• [Entries]
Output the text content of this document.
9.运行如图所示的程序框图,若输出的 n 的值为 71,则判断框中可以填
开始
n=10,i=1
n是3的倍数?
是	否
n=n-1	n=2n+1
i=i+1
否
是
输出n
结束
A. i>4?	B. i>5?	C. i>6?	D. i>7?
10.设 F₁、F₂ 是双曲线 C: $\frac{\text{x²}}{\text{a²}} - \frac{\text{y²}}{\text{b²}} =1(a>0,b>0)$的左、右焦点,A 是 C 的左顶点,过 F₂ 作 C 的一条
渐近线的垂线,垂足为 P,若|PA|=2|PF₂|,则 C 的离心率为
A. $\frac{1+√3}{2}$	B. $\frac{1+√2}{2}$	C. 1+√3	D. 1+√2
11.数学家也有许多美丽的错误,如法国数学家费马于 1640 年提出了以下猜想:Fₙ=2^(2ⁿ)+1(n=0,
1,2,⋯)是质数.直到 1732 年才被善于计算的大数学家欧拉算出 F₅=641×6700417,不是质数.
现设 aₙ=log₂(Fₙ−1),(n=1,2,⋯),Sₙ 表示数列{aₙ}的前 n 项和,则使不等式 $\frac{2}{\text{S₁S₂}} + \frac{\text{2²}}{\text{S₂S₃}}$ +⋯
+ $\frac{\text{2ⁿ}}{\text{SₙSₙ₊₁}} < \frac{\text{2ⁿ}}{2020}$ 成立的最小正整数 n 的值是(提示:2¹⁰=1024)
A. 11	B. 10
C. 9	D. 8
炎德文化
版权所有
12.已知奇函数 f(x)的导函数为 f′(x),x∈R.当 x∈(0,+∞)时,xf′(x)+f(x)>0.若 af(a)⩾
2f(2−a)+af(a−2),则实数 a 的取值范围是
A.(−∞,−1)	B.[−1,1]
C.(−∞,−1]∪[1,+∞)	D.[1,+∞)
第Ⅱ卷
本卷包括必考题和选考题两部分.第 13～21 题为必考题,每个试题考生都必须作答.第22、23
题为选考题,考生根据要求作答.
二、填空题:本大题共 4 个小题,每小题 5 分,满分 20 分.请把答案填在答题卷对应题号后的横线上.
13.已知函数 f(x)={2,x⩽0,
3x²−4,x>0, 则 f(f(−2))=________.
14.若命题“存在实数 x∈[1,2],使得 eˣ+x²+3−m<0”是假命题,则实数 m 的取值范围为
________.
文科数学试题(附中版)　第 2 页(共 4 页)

• [Exercise prompt]
Find the number of lines in which the word "text" occurs, and write nothing but that number.

• [Task result]
4